» Information supplied:
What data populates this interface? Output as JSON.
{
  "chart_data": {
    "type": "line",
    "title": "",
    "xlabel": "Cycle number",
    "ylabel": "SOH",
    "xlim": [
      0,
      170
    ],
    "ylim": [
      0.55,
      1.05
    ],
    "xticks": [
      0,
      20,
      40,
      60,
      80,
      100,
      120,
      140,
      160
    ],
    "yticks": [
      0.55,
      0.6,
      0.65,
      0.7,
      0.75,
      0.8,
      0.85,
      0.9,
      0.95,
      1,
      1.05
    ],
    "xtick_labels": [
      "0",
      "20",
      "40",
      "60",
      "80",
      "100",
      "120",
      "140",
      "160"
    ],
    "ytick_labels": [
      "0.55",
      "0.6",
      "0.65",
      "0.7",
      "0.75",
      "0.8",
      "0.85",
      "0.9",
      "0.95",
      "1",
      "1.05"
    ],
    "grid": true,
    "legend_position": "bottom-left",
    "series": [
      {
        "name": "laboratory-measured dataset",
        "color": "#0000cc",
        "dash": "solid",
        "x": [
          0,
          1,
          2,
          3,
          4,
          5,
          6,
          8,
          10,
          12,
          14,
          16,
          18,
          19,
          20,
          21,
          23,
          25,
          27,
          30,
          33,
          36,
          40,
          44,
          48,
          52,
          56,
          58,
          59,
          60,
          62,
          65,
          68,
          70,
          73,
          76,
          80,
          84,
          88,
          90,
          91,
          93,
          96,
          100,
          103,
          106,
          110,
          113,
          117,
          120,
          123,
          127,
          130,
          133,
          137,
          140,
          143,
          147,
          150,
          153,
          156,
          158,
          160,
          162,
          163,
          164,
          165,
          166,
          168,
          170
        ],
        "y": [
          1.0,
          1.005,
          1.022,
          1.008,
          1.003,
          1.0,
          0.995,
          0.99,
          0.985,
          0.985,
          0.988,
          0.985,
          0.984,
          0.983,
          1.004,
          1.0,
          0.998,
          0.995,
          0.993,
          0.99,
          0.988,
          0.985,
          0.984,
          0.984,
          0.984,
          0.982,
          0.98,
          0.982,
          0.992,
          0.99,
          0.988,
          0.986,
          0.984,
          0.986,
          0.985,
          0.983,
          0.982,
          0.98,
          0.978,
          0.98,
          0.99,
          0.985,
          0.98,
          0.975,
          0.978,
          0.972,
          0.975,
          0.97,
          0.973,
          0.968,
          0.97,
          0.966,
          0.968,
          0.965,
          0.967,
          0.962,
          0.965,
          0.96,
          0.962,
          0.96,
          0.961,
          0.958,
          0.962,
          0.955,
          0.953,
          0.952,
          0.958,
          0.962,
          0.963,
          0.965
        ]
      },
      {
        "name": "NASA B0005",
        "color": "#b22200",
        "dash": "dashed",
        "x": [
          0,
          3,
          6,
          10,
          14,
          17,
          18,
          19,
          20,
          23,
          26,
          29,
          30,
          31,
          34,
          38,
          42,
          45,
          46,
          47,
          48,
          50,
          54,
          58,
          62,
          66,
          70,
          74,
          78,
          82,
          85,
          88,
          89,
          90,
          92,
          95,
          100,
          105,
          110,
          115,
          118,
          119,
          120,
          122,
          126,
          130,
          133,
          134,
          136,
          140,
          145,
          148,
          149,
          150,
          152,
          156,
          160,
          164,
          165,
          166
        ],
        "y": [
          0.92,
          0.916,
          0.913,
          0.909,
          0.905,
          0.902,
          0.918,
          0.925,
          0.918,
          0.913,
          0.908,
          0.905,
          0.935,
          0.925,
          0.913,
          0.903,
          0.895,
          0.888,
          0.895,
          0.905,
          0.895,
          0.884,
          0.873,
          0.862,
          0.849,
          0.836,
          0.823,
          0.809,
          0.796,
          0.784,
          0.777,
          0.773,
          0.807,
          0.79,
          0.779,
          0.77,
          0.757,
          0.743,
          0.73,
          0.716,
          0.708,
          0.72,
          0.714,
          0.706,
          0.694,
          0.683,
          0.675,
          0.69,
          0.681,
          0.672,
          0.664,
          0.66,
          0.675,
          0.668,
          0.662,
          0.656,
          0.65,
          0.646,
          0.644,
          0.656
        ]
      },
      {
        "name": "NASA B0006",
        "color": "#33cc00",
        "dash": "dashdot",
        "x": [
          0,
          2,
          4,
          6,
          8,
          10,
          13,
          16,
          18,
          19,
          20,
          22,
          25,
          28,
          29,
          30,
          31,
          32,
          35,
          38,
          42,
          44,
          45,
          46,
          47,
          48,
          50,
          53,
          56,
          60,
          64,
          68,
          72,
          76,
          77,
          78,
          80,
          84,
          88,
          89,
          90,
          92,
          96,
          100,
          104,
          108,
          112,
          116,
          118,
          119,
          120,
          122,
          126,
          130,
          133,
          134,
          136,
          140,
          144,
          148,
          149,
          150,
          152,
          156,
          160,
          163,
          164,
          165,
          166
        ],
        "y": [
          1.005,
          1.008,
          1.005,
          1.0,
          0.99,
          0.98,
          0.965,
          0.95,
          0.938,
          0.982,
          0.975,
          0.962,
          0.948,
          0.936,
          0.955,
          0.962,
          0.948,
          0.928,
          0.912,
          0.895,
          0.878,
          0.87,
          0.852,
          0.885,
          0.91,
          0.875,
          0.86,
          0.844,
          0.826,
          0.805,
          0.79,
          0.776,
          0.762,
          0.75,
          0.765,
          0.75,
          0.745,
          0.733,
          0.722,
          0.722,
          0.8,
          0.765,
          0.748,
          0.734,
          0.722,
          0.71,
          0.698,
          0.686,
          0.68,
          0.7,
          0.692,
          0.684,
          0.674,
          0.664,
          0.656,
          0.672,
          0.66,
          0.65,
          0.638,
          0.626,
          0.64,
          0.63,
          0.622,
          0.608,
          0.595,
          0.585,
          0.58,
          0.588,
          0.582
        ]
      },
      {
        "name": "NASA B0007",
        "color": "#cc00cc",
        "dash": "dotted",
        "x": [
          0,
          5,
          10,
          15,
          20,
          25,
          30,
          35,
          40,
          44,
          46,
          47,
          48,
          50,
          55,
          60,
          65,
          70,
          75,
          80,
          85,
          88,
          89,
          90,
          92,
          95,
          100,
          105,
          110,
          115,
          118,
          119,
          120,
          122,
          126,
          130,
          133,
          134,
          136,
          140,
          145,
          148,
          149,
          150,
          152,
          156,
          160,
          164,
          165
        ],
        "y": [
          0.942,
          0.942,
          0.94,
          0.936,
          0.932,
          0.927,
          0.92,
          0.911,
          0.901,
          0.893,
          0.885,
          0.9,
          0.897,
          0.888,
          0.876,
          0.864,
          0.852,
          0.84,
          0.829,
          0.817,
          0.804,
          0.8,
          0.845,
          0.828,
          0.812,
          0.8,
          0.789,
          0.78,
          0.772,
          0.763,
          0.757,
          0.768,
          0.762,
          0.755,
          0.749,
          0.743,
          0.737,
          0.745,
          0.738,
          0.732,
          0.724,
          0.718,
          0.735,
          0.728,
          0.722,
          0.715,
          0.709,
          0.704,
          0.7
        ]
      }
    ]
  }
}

» Your objective: Only lines holding the string "NASA" are wanted; gather each one from the entries above.

» Reply:
        "name": "NASA B0005",
        "name": "NASA B0006",
        "name": "NASA B0007",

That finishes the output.